SHORT TASK >> Pull every "judicio" line out of the data below.
— START DATA ENTRIES —
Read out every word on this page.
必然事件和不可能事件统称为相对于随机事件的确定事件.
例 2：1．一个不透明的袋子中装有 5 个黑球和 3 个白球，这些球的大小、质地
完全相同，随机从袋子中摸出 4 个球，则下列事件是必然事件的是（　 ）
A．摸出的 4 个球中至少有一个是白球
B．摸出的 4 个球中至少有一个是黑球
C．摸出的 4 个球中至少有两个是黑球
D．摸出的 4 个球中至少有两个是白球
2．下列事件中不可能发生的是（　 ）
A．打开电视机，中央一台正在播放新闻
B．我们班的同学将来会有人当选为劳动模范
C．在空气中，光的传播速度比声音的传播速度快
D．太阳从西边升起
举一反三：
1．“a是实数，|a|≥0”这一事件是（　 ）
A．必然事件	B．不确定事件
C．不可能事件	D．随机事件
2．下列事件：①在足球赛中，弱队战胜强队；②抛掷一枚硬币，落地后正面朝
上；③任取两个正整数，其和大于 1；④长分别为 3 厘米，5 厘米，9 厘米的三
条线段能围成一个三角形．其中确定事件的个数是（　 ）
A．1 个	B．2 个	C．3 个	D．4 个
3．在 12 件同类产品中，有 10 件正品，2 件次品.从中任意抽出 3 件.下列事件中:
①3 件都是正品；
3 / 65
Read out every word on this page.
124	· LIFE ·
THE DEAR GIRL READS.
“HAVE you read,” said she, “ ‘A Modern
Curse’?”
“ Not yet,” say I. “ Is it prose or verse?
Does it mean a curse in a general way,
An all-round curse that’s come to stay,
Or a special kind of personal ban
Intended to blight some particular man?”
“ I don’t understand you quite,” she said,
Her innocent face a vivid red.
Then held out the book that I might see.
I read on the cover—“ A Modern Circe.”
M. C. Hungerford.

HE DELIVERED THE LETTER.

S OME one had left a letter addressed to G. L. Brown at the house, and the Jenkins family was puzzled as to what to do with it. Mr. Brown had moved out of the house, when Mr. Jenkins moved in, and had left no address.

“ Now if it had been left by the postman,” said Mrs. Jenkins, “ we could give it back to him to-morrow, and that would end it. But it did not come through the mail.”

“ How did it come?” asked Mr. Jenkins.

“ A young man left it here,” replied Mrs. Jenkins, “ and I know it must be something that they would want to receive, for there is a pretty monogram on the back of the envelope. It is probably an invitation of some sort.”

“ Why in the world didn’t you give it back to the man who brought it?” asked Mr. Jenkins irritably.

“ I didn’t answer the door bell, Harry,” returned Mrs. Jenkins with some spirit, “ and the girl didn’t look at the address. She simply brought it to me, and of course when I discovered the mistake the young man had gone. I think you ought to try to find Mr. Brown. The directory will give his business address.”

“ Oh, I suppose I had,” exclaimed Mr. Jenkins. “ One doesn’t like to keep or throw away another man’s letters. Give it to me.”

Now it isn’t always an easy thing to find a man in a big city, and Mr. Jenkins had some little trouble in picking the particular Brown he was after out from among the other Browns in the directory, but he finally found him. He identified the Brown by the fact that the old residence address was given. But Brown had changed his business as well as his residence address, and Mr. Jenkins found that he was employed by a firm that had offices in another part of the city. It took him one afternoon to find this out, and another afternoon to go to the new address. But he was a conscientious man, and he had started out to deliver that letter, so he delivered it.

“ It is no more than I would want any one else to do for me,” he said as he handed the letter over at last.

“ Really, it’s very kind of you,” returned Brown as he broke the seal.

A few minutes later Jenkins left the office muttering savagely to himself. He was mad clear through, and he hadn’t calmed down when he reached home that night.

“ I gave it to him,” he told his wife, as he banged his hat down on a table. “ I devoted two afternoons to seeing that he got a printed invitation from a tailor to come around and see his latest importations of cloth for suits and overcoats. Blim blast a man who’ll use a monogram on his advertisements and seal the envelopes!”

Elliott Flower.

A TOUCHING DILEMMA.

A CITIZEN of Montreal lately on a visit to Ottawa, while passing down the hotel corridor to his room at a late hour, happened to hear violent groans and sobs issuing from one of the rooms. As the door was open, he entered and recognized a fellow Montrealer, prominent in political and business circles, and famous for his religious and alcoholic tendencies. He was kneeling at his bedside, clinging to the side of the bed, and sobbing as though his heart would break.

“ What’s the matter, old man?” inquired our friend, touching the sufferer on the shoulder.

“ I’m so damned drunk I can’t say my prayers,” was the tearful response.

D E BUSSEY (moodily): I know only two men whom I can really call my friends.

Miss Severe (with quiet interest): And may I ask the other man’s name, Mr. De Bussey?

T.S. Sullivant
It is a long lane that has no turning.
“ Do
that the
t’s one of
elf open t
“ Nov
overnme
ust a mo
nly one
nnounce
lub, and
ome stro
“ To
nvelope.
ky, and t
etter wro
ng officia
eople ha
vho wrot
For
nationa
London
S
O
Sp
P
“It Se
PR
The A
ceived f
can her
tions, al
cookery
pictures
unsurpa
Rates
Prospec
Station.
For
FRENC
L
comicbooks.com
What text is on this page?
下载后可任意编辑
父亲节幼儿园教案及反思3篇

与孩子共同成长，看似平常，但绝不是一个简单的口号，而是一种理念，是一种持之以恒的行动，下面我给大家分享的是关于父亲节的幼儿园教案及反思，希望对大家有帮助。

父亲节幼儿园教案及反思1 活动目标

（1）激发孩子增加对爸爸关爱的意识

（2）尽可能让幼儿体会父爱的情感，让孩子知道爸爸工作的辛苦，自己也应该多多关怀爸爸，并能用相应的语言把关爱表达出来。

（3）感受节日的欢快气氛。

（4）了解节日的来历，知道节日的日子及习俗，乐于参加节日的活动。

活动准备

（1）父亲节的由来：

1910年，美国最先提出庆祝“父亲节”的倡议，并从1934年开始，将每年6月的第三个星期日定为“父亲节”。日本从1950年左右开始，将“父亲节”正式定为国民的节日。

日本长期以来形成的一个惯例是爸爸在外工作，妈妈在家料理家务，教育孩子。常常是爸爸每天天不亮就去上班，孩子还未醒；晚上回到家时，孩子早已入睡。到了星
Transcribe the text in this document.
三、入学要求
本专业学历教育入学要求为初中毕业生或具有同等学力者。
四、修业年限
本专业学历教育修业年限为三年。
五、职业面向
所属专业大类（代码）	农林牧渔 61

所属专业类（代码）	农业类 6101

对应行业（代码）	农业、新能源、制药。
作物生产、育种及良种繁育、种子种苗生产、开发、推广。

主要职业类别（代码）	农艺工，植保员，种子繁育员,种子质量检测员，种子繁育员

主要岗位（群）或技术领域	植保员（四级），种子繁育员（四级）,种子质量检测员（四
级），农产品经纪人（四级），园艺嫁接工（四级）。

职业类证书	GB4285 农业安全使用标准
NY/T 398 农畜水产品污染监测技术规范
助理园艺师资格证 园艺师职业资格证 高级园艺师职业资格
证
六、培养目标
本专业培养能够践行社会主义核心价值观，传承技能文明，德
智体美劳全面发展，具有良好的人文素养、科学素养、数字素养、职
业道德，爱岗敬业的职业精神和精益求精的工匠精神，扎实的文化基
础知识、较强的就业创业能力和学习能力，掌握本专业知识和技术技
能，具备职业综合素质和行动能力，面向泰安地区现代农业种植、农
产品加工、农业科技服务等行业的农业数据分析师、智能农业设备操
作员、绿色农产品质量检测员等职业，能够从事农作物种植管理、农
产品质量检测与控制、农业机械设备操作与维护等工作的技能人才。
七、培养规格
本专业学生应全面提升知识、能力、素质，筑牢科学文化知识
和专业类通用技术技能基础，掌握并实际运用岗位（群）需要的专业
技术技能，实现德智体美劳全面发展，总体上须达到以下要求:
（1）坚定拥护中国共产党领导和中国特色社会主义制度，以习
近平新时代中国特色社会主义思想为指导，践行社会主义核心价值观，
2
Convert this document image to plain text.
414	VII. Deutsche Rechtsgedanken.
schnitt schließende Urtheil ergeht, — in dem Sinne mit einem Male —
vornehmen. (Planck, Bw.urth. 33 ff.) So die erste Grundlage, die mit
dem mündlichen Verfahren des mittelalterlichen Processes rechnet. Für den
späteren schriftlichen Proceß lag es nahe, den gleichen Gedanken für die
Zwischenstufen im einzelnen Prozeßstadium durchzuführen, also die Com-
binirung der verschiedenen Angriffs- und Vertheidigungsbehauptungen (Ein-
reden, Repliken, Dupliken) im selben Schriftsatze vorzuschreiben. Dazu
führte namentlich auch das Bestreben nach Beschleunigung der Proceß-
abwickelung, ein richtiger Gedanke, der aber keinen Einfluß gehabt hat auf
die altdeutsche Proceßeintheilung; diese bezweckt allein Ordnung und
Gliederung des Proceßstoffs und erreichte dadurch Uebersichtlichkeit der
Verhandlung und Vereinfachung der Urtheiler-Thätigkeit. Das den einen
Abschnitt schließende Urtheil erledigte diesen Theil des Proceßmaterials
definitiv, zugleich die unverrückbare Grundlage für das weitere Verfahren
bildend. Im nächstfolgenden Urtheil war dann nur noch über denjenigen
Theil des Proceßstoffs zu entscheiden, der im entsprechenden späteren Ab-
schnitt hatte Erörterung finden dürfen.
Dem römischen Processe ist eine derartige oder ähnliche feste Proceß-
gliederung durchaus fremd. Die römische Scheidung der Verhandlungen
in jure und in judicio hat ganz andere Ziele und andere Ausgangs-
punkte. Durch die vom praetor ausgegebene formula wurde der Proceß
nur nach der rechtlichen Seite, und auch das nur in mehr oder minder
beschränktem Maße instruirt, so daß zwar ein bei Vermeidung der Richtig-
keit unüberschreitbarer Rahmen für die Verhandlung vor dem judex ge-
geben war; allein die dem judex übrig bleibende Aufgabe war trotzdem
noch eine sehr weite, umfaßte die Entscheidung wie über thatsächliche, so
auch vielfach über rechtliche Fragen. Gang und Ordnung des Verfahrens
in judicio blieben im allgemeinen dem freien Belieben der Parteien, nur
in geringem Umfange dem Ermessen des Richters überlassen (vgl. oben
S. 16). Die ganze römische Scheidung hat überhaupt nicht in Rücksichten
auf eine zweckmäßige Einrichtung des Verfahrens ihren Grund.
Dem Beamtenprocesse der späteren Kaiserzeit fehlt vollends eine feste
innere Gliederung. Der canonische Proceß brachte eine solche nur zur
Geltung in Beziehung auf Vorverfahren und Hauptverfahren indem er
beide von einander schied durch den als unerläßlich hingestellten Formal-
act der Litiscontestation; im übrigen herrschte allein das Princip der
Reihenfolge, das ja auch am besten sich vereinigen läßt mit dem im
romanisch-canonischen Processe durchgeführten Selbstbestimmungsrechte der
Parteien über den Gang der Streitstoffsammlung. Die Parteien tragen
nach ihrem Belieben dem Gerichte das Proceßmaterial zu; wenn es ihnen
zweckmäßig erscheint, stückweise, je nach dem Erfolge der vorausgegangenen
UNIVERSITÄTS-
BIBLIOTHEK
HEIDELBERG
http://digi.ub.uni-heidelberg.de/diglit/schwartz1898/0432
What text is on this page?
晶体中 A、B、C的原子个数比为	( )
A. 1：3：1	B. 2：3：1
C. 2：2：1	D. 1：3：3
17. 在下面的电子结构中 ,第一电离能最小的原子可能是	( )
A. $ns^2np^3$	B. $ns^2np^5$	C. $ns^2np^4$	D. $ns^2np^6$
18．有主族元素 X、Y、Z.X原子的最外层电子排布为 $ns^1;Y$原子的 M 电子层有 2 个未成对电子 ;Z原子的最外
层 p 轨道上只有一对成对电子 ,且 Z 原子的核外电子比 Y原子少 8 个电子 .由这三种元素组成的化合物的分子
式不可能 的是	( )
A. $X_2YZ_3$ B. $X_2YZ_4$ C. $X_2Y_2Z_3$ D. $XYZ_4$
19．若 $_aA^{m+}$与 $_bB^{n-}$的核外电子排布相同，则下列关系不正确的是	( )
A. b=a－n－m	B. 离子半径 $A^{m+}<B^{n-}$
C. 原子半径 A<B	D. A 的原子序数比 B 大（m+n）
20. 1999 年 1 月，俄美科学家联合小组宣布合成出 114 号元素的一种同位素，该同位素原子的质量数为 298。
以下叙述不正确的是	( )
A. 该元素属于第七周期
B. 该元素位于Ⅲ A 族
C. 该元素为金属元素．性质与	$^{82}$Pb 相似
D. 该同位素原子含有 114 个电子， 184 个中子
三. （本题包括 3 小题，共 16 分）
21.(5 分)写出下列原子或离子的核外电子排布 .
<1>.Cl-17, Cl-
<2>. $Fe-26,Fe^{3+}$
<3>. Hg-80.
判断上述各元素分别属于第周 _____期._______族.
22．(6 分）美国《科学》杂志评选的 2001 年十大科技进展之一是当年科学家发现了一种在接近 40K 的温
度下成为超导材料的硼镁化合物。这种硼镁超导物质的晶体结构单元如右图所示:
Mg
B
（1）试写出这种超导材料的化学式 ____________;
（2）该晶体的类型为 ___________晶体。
— END DATA ENTRIES —
RESULT OF THE TASK >>
in jure und in judicio hat ganz andere Ziele und andere Ausgangs-
in judicio blieben im allgemeinen dem freien Belieben der Parteien, nur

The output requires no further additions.